Copy out each line exactly; pictures stay out of the copy.

[BEGIN Data listing]

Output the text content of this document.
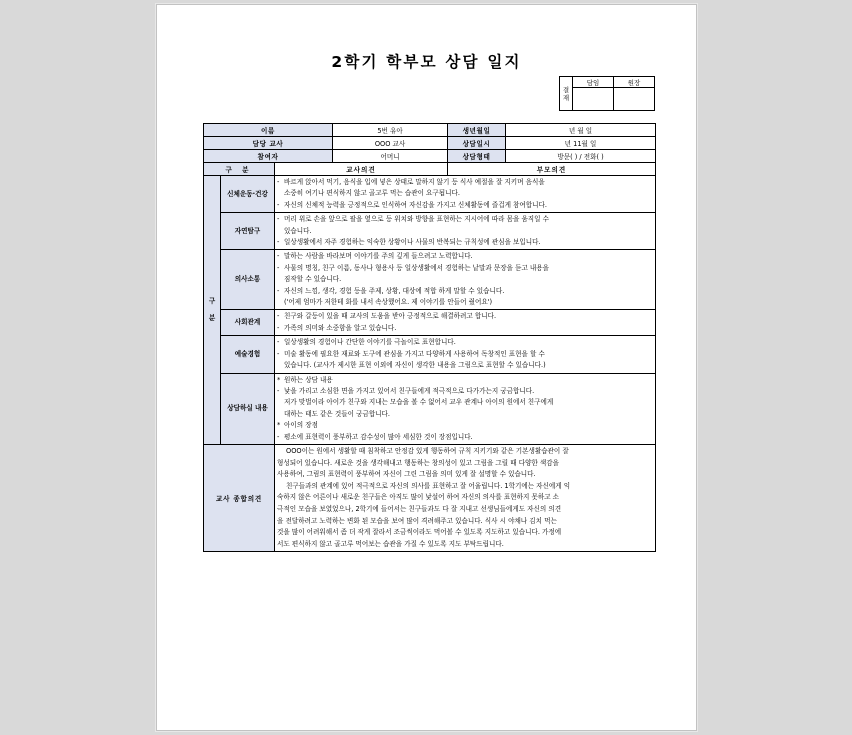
2학기 학부모 상담 일지
결
재	담임	원장

이름			5번 유아	생년월일	년 월 일
담당 교사			OOO 교사	상담일시	년 11월 일
참여자			어머니	상담형태	방문( ) / 전화( )
구 분		교사의견		부모의견	

구
분	신체운동·건강	- 바르게 앉아서 먹기, 음식을 입에 넣은 상태로 말하지 않기 등 식사 예절을 잘 지키며 음식을
소중히 여기나 편식하지 않고 골고루 먹는 습관이 요구됩니다.
- 자신의 신체적 능력을 긍정적으로 인식하여 자신감을 가지고 신체활동에 즐겁게 참여합니다.			

	자연탐구	- 머리 위로 손을 앞으로 팔을 옆으로 등 위치와 방향을 표현하는 지시어에 따라 몸을 움직일 수
있습니다.
- 일상생활에서 자주 경험하는 익숙한 상황이나 사물의 반복되는 규칙성에 관심을 보입니다.			

	의사소통	- 말하는 사람을 바라보며 이야기를 주의 깊게 들으려고 노력합니다.
- 사물의 명칭, 친구 이름, 동사나 형용사 등 일상생활에서 경험하는 낱말과 문장을 듣고 내용을
짐작할 수 있습니다.
- 자신의 느낌, 생각, 경험 등을 주제, 상황, 대상에 적합 하게 말할 수 있습니다.
('어제 엄마가 저한테 화를 내서 속상했어요. 제 이야기를 안들어 줬어요')			

	사회관계	- 친구와 갈등이 있을 때 교사의 도움을 받아 긍정적으로 해결하려고 합니다.
- 가족의 의미와 소중함을 알고 있습니다.			

	예술경험	- 일상생활의 경험이나 간단한 이야기를 극놀이로 표현합니다.
- 미술 활동에 필요한 재료와 도구에 관심을 가지고 다양하게 사용하여 독창적인 표현을 할 수
있습니다. (교사가 제시한 표현 이외에 자신이 생각한 내용을 그림으로 표현할 수 있습니다.)			

상담하실 내용	
* 원하는 상담 내용
- 낯을 가리고 소심한 면을 가지고 있어서 친구들에게 적극적으로 다가가는지 궁금합니다.
저가 맞벌이라 아이가 친구와 지내는 모습을 볼 수 없어서 교우 관계나 아이의 원에서 친구에게
대하는 태도 같은 것들이 궁금합니다.
* 아이의 장점
- 평소에 표현력이 풍부하고 감수성이 많아 세심한 것이 장점입니다.

교사 종합의견	
OOO이는 원에서 생활할 때 침착하고 안정감 있게 행동하여 규칙 지키기와 같은 기본생활습관이 잘
형성되어 있습니다. 새로운 것을 생각해내고 행동하는 창의성이 있고 그림을 그릴 때 다양한 색감을
사용하여, 그림의 표현력이 풍부하여 자신이 그린 그림을 의미 있게 잘 설명할 수 있습니다.
친구들과의 관계에 있어 적극적으로 자신의 의사를 표현하고 잘 어울립니다. 1학기에는 자신에게 익
숙하지 않은 어른이나 새로운 친구들은 아직도 많이 낯설어 하여 자신의 의사를 표현하지 못하고 소
극적인 모습을 보였었으나, 2학기에 들어서는 친구들과도 다 잘 지내고 선생님들에게도 자신의 의견
을 전달하려고 노력하는 변화 된 모습을 보여 많이 격려해주고 있습니다. 식사 시 야채나 김치 먹는
것을 많이 어려워해서 좀 더 작게 잘라서 조금씩이라도 먹어볼 수 있도록 지도하고 있습니다. 가정에
서도 편식하지 않고 골고루 먹어보는 습관을 가질 수 있도록 지도 부탁드립니다.
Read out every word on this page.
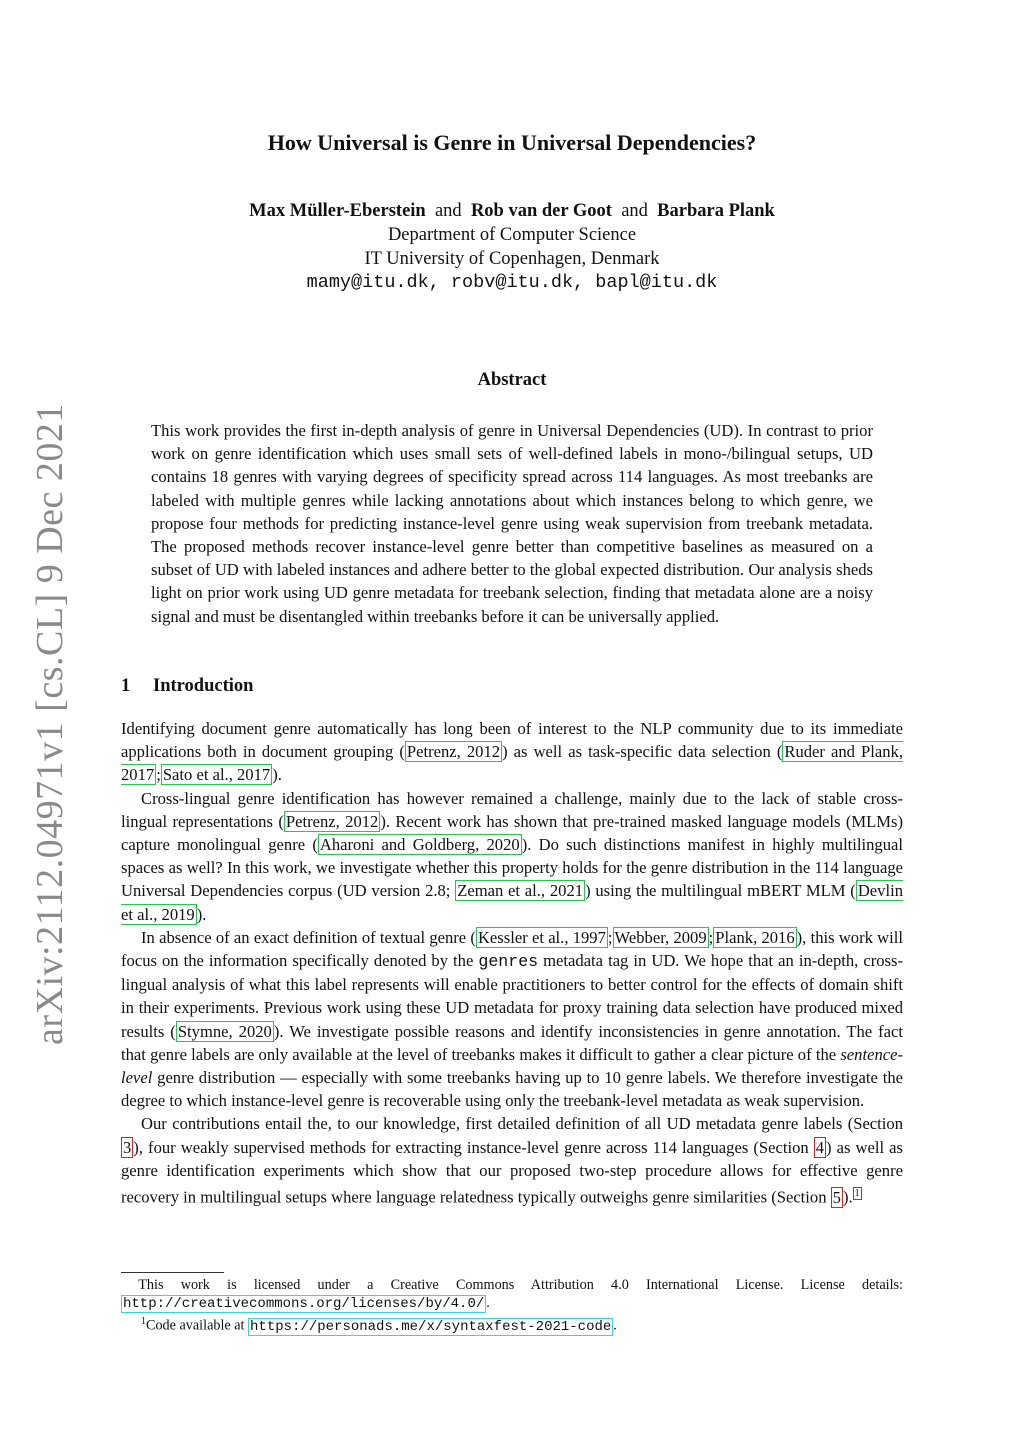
arXiv:2112.04971v1 [cs.CL] 9 Dec 2021
How Universal is Genre in Universal Dependencies?
Max Müller-Eberstein and Rob van der Goot and Barbara Plank
Department of Computer Science
IT University of Copenhagen, Denmark
mamy@itu.dk, robv@itu.dk, bapl@itu.dk
Abstract
This work provides the first in-depth analysis of genre in Universal Dependencies (UD). In contrast to prior work on genre identification which uses small sets of well-defined labels in mono-/bilingual setups, UD contains 18 genres with varying degrees of specificity spread across 114 languages. As most treebanks are labeled with multiple genres while lacking annotations about which instances belong to which genre, we propose four methods for predicting instance-level genre using weak supervision from treebank metadata. The proposed methods recover instance-level genre better than competitive baselines as measured on a subset of UD with labeled instances and adhere better to the global expected distribution. Our analysis sheds light on prior work using UD genre metadata for treebank selection, finding that metadata alone are a noisy signal and must be disentangled within treebanks before it can be universally applied.
1 Introduction

Identifying document genre automatically has long been of interest to the NLP community due to its immediate applications both in document grouping ( Petrenz, 2012 ) as well as task-specific data selection ( Ruder and Plank, 2017 ; Sato et al., 2017 ).

Cross-lingual genre identification has however remained a challenge, mainly due to the lack of stable cross-lingual representations ( Petrenz, 2012 ). Recent work has shown that pre-trained masked language models (MLMs) capture monolingual genre ( Aharoni and Goldberg, 2020 ). Do such distinctions manifest in highly multilingual spaces as well? In this work, we investigate whether this property holds for the genre distribution in the 114 language Universal Dependencies corpus (UD version 2.8; Zeman et al., 2021 ) using the multilingual mBERT MLM ( Devlin et al., 2019 ).

In absence of an exact definition of textual genre ( Kessler et al., 1997 ; Webber, 2009 ; Plank, 2016 ), this work will focus on the information specifically denoted by the genres metadata tag in UD. We hope that an in-depth, cross-lingual analysis of what this label represents will enable practitioners to better control for the effects of domain shift in their experiments. Previous work using these UD metadata for proxy training data selection have produced mixed results ( Stymne, 2020 ). We investigate possible reasons and identify inconsistencies in genre annotation. The fact that genre labels are only available at the level of treebanks makes it difficult to gather a clear picture of the sentence-level genre distribution — especially with some treebanks having up to 10 genre labels. We therefore investigate the degree to which instance-level genre is recoverable using only the treebank-level metadata as weak supervision.

Our contributions entail the, to our knowledge, first detailed definition of all UD metadata genre labels (Section 3 ), four weakly supervised methods for extracting instance-level genre across 114 languages (Section 4 ) as well as genre identification experiments which show that our proposed two-step procedure allows for effective genre recovery in multilingual setups where language relatedness typically outweighs genre similarities (Section 5 ). $^1$

This work is licensed under a Creative Commons Attribution 4.0 International License. License details: http://creativecommons.org/licenses/by/4.0/ .

$^1$Code available at https://personads.me/x/syntaxfest-2021-code .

[END Data listing]

**Written solution**
Output the text content of this document.
2학기 학부모 상담 일지
결
재	담임	원장

이름			5번 유아	생년월일	년 월 일
담당 교사			OOO 교사	상담일시	년 11월 일
참여자			어머니	상담형태	방문( ) / 전화( )
구 분		교사의견		부모의견	

구
분	신체운동·건강	- 바르게 앉아서 먹기, 음식을 입에 넣은 상태로 말하지 않기 등 식사 예절을 잘 지키며 음식을
소중히 여기나 편식하지 않고 골고루 먹는 습관이 요구됩니다.
- 자신의 신체적 능력을 긍정적으로 인식하여 자신감을 가지고 신체활동에 즐겁게 참여합니다.			

	자연탐구	- 머리 위로 손을 앞으로 팔을 옆으로 등 위치와 방향을 표현하는 지시어에 따라 몸을 움직일 수
있습니다.
- 일상생활에서 자주 경험하는 익숙한 상황이나 사물의 반복되는 규칙성에 관심을 보입니다.			

	의사소통	- 말하는 사람을 바라보며 이야기를 주의 깊게 들으려고 노력합니다.
- 사물의 명칭, 친구 이름, 동사나 형용사 등 일상생활에서 경험하는 낱말과 문장을 듣고 내용을
짐작할 수 있습니다.
- 자신의 느낌, 생각, 경험 등을 주제, 상황, 대상에 적합 하게 말할 수 있습니다.
('어제 엄마가 저한테 화를 내서 속상했어요. 제 이야기를 안들어 줬어요')			

	사회관계	- 친구와 갈등이 있을 때 교사의 도움을 받아 긍정적으로 해결하려고 합니다.
- 가족의 의미와 소중함을 알고 있습니다.			

	예술경험	- 일상생활의 경험이나 간단한 이야기를 극놀이로 표현합니다.
- 미술 활동에 필요한 재료와 도구에 관심을 가지고 다양하게 사용하여 독창적인 표현을 할 수
있습니다. (교사가 제시한 표현 이외에 자신이 생각한 내용을 그림으로 표현할 수 있습니다.)			

상담하실 내용	
* 원하는 상담 내용
- 낯을 가리고 소심한 면을 가지고 있어서 친구들에게 적극적으로 다가가는지 궁금합니다.
저가 맞벌이라 아이가 친구와 지내는 모습을 볼 수 없어서 교우 관계나 아이의 원에서 친구에게
대하는 태도 같은 것들이 궁금합니다.
* 아이의 장점
- 평소에 표현력이 풍부하고 감수성이 많아 세심한 것이 장점입니다.

교사 종합의견	
OOO이는 원에서 생활할 때 침착하고 안정감 있게 행동하여 규칙 지키기와 같은 기본생활습관이 잘
형성되어 있습니다. 새로운 것을 생각해내고 행동하는 창의성이 있고 그림을 그릴 때 다양한 색감을
사용하여, 그림의 표현력이 풍부하여 자신이 그린 그림을 의미 있게 잘 설명할 수 있습니다.
친구들과의 관계에 있어 적극적으로 자신의 의사를 표현하고 잘 어울립니다. 1학기에는 자신에게 익
숙하지 않은 어른이나 새로운 친구들은 아직도 많이 낯설어 하여 자신의 의사를 표현하지 못하고 소
극적인 모습을 보였었으나, 2학기에 들어서는 친구들과도 다 잘 지내고 선생님들에게도 자신의 의견
을 전달하려고 노력하는 변화 된 모습을 보여 많이 격려해주고 있습니다. 식사 시 야채나 김치 먹는
것을 많이 어려워해서 좀 더 작게 잘라서 조금씩이라도 먹어볼 수 있도록 지도하고 있습니다. 가정에
서도 편식하지 않고 골고루 먹어보는 습관을 가질 수 있도록 지도 부탁드립니다.
Read out every word on this page.
arXiv:2112.04971v1 [cs.CL] 9 Dec 2021
How Universal is Genre in Universal Dependencies?
Max Müller-Eberstein and Rob van der Goot and Barbara Plank
Department of Computer Science
IT University of Copenhagen, Denmark
mamy@itu.dk, robv@itu.dk, bapl@itu.dk
Abstract
This work provides the first in-depth analysis of genre in Universal Dependencies (UD). In contrast to prior work on genre identification which uses small sets of well-defined labels in mono-/bilingual setups, UD contains 18 genres with varying degrees of specificity spread across 114 languages. As most treebanks are labeled with multiple genres while lacking annotations about which instances belong to which genre, we propose four methods for predicting instance-level genre using weak supervision from treebank metadata. The proposed methods recover instance-level genre better than competitive baselines as measured on a subset of UD with labeled instances and adhere better to the global expected distribution. Our analysis sheds light on prior work using UD genre metadata for treebank selection, finding that metadata alone are a noisy signal and must be disentangled within treebanks before it can be universally applied.
1 Introduction

Identifying document genre automatically has long been of interest to the NLP community due to its immediate applications both in document grouping ( Petrenz, 2012 ) as well as task-specific data selection ( Ruder and Plank, 2017 ; Sato et al., 2017 ).

Cross-lingual genre identification has however remained a challenge, mainly due to the lack of stable cross-lingual representations ( Petrenz, 2012 ). Recent work has shown that pre-trained masked language models (MLMs) capture monolingual genre ( Aharoni and Goldberg, 2020 ). Do such distinctions manifest in highly multilingual spaces as well? In this work, we investigate whether this property holds for the genre distribution in the 114 language Universal Dependencies corpus (UD version 2.8; Zeman et al., 2021 ) using the multilingual mBERT MLM ( Devlin et al., 2019 ).

In absence of an exact definition of textual genre ( Kessler et al., 1997 ; Webber, 2009 ; Plank, 2016 ), this work will focus on the information specifically denoted by the genres metadata tag in UD. We hope that an in-depth, cross-lingual analysis of what this label represents will enable practitioners to better control for the effects of domain shift in their experiments. Previous work using these UD metadata for proxy training data selection have produced mixed results ( Stymne, 2020 ). We investigate possible reasons and identify inconsistencies in genre annotation. The fact that genre labels are only available at the level of treebanks makes it difficult to gather a clear picture of the sentence-level genre distribution — especially with some treebanks having up to 10 genre labels. We therefore investigate the degree to which instance-level genre is recoverable using only the treebank-level metadata as weak supervision.

Our contributions entail the, to our knowledge, first detailed definition of all UD metadata genre labels (Section 3 ), four weakly supervised methods for extracting instance-level genre across 114 languages (Section 4 ) as well as genre identification experiments which show that our proposed two-step procedure allows for effective genre recovery in multilingual setups where language relatedness typically outweighs genre similarities (Section 5 ). $^1$

This work is licensed under a Creative Commons Attribution 4.0 International License. License details: http://creativecommons.org/licenses/by/4.0/ .

$^1$Code available at https://personads.me/x/syntaxfest-2021-code .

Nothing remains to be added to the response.